**Requirement**. Find every line with the word "material" and give their count, nothing else.
* begin *
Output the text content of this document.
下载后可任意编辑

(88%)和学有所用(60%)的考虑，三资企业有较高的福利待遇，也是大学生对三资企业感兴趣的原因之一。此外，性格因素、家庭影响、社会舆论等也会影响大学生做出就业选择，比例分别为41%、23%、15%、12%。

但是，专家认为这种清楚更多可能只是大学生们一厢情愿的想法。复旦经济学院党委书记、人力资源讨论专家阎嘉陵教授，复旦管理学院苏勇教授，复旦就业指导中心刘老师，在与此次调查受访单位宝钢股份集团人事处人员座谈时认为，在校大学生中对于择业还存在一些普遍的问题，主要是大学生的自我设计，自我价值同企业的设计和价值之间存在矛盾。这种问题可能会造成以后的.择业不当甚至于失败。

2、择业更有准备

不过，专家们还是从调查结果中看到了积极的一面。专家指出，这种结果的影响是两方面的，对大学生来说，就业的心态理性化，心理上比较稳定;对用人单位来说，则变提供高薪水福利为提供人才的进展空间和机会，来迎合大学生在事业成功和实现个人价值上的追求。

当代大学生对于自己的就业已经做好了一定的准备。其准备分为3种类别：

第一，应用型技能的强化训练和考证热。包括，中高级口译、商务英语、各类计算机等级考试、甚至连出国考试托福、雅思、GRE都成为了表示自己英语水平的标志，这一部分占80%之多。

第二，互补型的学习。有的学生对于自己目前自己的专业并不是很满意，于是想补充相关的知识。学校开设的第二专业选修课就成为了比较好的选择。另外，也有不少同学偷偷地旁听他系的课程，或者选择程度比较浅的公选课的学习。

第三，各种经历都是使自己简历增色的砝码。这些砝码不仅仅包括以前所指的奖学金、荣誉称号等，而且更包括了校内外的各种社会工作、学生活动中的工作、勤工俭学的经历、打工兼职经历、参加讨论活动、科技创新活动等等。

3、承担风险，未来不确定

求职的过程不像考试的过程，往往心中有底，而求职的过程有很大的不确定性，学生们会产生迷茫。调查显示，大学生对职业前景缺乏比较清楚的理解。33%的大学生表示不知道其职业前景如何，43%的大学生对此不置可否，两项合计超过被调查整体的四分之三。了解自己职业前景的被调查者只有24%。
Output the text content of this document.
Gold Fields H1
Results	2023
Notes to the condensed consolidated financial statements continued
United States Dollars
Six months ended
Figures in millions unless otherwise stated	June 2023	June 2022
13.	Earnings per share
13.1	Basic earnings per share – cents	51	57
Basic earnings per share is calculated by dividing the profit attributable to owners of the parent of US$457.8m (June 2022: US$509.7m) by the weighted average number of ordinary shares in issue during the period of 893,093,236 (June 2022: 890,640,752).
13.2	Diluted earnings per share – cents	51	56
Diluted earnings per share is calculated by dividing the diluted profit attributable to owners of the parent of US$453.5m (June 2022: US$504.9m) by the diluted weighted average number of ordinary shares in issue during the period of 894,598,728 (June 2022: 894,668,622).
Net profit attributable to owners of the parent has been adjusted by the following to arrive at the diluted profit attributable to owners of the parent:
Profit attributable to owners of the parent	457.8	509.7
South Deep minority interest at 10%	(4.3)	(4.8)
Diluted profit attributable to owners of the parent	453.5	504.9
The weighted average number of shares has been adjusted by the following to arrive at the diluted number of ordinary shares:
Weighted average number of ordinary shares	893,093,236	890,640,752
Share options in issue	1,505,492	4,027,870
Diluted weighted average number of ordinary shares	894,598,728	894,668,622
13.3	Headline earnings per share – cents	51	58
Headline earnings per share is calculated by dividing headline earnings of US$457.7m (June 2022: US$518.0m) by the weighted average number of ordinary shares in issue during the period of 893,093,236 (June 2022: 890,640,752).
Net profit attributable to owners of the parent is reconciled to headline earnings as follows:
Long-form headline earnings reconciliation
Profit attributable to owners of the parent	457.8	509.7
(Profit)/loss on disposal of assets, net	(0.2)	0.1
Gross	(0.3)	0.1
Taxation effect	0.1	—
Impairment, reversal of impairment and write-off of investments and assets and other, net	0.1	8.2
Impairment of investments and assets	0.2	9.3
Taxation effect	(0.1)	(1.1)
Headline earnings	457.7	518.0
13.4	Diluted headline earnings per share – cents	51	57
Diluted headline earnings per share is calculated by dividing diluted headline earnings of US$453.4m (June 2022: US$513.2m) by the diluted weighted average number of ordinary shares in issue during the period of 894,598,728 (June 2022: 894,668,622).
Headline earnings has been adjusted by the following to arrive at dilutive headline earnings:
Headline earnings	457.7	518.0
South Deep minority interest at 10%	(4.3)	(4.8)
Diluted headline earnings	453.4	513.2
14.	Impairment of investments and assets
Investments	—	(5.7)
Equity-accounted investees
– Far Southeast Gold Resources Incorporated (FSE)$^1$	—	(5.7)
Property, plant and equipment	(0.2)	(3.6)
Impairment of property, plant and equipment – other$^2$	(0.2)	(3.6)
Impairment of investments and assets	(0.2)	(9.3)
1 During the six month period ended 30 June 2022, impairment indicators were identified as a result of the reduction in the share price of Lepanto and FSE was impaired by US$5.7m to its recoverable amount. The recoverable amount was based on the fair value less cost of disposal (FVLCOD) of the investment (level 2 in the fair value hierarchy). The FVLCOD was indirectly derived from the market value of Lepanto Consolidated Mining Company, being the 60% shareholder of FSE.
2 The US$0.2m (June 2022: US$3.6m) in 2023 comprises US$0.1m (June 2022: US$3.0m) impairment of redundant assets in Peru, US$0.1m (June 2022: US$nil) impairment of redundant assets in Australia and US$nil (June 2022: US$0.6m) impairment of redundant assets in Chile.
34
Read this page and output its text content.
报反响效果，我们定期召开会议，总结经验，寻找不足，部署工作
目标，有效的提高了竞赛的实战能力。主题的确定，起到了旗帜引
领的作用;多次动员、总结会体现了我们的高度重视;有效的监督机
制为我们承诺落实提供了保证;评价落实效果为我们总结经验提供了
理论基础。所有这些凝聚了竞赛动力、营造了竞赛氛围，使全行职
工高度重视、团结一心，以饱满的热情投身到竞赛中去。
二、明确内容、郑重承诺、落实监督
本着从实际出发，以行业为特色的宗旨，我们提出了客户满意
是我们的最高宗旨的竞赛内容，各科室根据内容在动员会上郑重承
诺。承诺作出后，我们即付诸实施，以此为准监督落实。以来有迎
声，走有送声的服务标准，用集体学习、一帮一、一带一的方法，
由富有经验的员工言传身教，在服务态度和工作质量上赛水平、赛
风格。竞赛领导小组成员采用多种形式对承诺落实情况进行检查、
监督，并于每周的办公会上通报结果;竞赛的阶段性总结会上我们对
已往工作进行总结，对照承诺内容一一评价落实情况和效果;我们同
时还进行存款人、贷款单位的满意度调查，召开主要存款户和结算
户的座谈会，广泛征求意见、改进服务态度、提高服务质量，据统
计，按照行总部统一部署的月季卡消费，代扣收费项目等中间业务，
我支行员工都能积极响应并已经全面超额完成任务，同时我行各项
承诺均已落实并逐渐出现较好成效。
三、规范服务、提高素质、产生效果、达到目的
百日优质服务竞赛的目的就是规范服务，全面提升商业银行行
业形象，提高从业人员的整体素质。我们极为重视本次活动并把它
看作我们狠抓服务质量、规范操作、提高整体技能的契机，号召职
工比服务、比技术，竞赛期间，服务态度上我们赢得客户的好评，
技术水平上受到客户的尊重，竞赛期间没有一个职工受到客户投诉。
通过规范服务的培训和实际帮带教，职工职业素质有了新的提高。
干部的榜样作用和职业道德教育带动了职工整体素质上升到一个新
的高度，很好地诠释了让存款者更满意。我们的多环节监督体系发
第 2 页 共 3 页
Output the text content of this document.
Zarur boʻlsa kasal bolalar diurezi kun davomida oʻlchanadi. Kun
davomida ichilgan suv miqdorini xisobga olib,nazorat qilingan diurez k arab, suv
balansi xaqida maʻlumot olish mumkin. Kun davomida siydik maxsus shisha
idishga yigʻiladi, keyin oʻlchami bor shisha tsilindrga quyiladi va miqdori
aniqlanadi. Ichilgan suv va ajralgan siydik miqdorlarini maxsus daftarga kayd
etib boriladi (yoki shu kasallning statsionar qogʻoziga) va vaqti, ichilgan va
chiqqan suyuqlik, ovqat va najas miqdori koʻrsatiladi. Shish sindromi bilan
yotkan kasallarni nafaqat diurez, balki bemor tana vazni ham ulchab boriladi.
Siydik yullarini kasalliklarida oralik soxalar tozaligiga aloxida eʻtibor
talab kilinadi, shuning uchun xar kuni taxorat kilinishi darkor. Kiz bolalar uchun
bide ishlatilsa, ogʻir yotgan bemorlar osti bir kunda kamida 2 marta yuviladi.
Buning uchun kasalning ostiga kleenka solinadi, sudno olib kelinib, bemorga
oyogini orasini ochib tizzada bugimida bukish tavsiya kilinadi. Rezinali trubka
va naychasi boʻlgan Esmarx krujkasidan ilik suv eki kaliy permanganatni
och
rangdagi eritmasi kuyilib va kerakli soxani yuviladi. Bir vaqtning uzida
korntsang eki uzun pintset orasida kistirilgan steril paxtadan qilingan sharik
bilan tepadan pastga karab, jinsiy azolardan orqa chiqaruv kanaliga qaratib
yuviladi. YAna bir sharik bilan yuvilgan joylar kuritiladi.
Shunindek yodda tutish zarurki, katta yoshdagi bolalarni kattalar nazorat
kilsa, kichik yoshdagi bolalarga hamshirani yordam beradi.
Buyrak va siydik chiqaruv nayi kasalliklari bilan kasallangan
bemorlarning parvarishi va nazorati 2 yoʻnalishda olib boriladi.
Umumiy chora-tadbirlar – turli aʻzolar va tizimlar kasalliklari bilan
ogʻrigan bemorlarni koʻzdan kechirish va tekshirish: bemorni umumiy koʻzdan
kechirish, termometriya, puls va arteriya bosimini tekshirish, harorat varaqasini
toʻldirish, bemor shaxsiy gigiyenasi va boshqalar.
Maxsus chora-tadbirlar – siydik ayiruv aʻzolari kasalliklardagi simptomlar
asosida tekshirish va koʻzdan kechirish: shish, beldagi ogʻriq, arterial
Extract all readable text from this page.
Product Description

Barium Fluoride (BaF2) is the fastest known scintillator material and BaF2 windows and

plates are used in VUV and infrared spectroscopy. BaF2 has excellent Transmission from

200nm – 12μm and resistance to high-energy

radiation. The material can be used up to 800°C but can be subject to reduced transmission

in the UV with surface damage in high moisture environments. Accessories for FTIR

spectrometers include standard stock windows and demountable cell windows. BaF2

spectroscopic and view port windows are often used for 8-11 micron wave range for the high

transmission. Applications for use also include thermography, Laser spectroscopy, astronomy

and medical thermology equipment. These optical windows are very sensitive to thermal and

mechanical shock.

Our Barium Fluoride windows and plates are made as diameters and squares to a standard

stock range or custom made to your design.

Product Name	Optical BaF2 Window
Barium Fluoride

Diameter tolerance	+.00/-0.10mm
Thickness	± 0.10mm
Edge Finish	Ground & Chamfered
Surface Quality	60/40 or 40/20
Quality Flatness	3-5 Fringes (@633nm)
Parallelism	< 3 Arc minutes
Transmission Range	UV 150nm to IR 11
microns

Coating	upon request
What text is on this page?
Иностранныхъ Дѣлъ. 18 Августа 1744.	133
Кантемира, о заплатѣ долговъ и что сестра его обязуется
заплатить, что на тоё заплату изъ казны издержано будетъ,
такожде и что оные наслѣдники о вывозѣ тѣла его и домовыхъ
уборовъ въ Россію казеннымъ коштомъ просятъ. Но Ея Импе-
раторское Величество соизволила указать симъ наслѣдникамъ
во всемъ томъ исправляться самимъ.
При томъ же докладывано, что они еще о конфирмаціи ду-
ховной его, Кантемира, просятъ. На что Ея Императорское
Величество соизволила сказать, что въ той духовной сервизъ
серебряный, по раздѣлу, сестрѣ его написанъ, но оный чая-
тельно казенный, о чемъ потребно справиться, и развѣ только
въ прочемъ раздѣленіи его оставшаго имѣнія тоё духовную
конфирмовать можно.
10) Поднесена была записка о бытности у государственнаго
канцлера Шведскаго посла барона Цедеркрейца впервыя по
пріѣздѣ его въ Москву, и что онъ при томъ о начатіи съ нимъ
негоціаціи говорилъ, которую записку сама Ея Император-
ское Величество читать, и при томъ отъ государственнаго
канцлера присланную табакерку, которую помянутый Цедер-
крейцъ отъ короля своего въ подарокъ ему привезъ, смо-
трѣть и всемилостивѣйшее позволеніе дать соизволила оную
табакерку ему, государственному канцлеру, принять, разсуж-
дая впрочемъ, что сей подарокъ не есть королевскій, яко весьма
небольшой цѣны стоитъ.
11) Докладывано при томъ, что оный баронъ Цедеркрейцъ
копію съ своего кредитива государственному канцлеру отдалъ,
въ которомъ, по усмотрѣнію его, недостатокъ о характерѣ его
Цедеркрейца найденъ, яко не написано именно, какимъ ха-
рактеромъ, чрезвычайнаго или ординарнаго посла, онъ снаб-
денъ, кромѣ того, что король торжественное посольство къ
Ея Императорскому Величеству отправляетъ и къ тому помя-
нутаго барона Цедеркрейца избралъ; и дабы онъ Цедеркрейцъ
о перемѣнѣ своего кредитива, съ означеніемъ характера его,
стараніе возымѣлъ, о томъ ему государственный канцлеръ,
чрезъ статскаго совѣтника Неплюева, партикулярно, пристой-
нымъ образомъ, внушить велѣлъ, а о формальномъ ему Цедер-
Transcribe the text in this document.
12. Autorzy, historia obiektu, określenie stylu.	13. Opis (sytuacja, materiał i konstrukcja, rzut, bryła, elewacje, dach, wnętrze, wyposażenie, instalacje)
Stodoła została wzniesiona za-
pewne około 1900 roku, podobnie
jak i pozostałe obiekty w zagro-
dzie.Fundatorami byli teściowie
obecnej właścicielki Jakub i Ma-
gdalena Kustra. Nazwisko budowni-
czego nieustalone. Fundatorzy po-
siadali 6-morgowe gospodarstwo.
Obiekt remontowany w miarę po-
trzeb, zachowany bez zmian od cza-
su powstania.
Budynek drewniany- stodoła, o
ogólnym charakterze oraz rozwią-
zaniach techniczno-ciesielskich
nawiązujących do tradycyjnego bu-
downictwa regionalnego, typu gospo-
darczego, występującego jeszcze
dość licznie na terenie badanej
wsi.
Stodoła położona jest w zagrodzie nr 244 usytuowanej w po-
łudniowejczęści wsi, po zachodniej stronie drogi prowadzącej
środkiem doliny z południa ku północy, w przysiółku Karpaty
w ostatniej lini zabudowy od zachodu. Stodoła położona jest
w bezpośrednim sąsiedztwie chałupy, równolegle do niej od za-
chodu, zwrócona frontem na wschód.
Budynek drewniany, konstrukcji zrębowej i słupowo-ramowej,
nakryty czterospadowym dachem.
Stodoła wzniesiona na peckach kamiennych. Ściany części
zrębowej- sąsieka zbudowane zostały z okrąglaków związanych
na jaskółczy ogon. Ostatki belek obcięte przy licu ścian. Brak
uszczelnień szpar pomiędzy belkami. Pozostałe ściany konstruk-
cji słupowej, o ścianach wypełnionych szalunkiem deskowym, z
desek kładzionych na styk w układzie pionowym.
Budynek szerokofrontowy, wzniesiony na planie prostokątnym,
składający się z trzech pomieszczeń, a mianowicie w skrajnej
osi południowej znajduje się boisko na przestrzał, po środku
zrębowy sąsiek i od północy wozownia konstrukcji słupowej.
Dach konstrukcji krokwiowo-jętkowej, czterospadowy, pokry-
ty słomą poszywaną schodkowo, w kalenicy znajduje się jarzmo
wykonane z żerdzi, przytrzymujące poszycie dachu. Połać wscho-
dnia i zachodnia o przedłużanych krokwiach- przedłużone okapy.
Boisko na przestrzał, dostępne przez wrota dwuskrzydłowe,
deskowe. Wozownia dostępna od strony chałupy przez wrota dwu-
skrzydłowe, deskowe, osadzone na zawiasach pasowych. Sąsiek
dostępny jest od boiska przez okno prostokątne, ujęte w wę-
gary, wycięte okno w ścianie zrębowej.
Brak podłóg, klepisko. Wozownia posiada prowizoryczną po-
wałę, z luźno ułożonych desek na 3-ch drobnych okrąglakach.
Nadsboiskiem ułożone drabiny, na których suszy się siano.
* end *
**Solved exercise**. 2